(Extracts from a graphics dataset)
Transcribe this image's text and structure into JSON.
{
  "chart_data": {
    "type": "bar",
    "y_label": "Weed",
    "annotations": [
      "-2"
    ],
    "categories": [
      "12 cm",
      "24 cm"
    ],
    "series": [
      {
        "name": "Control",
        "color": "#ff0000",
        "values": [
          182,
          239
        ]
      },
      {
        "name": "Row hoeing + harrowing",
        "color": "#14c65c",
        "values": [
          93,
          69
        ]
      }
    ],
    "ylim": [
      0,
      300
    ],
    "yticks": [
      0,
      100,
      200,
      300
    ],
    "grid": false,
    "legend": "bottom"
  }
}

---

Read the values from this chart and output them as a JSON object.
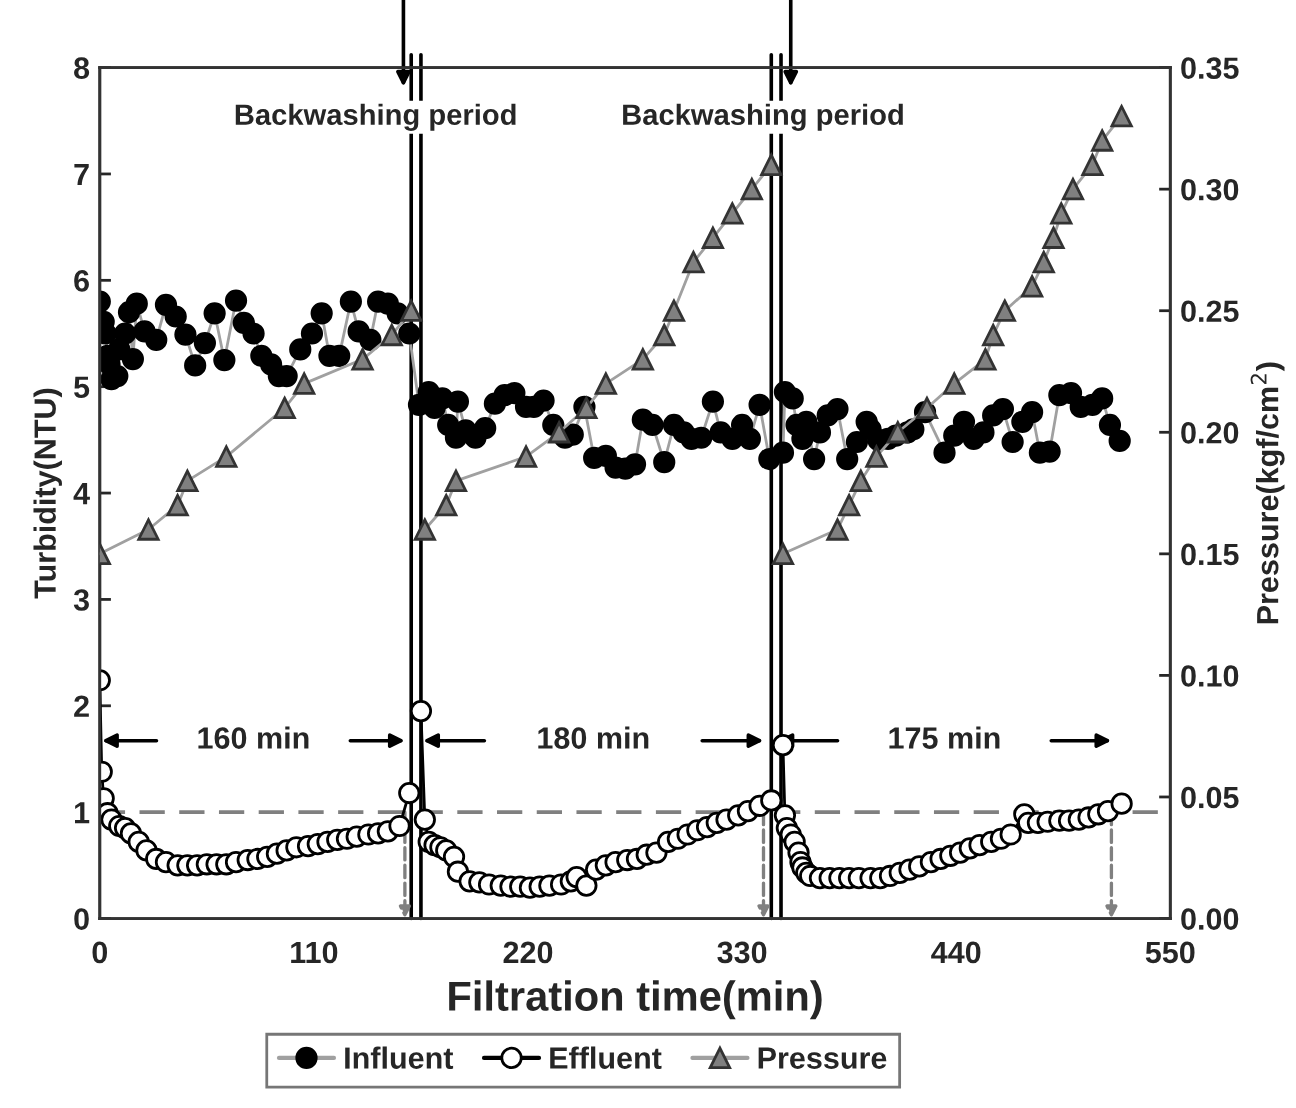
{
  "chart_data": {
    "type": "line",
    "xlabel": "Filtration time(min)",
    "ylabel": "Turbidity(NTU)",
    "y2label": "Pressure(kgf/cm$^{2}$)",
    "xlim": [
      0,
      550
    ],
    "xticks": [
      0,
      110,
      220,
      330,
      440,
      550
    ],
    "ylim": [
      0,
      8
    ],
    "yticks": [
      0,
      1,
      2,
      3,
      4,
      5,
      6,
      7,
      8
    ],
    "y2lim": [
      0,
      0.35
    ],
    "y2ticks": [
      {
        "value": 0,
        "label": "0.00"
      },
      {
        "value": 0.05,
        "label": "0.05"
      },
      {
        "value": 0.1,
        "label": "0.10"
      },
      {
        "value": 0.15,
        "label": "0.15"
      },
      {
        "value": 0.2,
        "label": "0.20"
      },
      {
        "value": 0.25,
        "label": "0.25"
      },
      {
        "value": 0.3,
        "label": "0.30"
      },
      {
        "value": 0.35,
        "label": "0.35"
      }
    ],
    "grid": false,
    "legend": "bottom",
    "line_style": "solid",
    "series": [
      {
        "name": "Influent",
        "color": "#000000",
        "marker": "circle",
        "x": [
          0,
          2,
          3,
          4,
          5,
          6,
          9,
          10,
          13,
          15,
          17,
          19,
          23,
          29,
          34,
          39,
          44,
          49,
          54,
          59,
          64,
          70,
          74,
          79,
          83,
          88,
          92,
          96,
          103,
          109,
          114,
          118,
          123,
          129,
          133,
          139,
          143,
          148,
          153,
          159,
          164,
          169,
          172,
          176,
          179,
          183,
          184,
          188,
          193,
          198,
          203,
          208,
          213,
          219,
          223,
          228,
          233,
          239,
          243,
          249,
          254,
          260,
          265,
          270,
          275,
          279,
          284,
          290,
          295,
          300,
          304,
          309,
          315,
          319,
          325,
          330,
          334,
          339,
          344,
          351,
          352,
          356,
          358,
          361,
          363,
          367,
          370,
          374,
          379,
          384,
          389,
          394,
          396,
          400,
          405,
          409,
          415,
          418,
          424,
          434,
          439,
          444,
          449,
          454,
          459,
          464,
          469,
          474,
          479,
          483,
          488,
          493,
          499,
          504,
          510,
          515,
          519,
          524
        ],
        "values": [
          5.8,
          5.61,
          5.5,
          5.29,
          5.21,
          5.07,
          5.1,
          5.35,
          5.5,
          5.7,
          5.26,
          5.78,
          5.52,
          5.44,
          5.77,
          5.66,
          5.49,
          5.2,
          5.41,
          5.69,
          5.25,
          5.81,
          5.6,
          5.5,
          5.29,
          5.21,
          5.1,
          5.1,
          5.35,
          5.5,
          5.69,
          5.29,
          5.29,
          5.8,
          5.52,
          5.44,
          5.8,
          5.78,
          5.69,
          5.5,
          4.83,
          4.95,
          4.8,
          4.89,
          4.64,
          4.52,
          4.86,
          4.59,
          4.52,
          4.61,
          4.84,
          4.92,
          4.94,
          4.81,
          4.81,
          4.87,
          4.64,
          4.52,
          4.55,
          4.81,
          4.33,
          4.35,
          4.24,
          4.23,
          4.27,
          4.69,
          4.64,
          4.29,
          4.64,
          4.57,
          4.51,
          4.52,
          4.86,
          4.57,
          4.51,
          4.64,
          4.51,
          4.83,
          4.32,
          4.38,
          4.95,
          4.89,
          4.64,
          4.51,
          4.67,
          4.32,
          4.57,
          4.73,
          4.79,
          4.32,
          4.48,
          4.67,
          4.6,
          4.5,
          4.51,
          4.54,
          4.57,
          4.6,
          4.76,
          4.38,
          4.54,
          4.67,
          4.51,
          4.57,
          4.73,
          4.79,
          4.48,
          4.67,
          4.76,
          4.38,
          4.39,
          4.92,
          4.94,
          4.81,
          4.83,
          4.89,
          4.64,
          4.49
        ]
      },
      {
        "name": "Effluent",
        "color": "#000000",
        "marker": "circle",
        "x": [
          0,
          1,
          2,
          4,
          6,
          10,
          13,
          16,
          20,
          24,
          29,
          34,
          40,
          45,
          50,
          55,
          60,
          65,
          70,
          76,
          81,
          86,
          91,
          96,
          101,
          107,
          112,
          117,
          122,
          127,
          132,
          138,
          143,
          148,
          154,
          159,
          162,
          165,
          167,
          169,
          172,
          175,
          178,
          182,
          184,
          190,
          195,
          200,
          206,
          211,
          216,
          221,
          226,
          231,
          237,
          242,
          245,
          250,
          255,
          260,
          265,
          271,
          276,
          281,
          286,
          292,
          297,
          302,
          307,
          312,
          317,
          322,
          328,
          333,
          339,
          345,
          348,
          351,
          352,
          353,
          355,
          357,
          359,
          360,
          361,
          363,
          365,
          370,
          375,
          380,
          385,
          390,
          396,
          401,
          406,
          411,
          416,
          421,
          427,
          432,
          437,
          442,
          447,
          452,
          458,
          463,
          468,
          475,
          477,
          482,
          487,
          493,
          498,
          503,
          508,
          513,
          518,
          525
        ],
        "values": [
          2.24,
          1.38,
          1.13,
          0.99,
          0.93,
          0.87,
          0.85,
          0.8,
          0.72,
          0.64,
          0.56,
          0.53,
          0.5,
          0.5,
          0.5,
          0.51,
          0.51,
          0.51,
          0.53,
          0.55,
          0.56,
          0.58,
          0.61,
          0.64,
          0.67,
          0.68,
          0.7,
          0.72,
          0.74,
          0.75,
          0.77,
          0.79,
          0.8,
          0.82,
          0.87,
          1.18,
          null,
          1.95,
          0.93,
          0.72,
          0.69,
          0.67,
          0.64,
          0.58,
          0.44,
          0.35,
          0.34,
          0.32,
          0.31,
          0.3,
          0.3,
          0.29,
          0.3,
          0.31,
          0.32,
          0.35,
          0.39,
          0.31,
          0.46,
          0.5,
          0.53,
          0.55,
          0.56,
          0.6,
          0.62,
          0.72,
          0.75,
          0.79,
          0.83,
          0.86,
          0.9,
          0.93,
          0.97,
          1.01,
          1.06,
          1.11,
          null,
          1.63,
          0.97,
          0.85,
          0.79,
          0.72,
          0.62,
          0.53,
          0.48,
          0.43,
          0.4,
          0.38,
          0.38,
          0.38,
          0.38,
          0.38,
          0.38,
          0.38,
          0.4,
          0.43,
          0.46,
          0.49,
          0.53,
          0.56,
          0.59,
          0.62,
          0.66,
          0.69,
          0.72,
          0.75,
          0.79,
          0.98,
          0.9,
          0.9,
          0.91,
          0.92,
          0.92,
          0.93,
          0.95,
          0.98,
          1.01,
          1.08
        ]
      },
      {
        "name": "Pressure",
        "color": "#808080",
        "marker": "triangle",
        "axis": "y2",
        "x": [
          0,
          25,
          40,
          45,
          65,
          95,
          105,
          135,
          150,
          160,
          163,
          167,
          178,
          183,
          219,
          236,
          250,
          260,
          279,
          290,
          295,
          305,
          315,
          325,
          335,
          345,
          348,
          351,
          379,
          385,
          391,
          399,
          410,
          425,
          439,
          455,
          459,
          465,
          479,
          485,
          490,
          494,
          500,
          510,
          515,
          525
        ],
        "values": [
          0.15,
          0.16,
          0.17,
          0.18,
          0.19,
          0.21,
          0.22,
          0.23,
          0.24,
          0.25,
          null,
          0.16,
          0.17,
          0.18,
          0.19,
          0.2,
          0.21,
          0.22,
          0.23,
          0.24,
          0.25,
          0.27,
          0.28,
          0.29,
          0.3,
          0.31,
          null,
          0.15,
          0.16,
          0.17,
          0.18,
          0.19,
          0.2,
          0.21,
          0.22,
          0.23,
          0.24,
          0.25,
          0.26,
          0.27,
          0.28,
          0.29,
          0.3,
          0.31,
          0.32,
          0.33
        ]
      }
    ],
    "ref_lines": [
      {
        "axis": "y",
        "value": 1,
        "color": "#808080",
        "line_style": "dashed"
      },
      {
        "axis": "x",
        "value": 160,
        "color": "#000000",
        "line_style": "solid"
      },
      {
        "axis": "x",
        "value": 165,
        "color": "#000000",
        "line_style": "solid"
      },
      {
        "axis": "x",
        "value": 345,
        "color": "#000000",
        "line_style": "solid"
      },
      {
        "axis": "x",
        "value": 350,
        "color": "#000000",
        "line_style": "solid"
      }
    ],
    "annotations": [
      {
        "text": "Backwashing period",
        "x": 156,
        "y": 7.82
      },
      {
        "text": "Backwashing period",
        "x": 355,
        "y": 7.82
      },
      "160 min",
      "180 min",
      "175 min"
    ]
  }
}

==

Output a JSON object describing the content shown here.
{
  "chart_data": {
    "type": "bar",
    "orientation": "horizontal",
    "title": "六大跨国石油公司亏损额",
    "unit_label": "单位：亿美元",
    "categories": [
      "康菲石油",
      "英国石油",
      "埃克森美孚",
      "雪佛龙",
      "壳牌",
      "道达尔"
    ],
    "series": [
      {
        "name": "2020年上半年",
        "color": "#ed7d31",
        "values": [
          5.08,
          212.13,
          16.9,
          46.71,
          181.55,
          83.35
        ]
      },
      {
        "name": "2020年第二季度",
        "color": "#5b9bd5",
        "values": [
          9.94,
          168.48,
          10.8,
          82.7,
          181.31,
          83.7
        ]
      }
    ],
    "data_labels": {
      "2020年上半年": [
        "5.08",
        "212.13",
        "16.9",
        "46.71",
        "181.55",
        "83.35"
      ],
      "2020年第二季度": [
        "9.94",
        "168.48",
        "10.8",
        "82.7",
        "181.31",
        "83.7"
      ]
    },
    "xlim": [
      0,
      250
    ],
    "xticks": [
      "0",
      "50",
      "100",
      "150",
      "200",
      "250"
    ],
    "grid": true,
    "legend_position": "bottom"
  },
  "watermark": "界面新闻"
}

DIRECTION =>
Scan the material above for the string "bottom" and return the lines that hold it.

IN RESPONSE =>
    "legend": "bottom"
    "legend": "bottom",
    "legend_position": "bottom"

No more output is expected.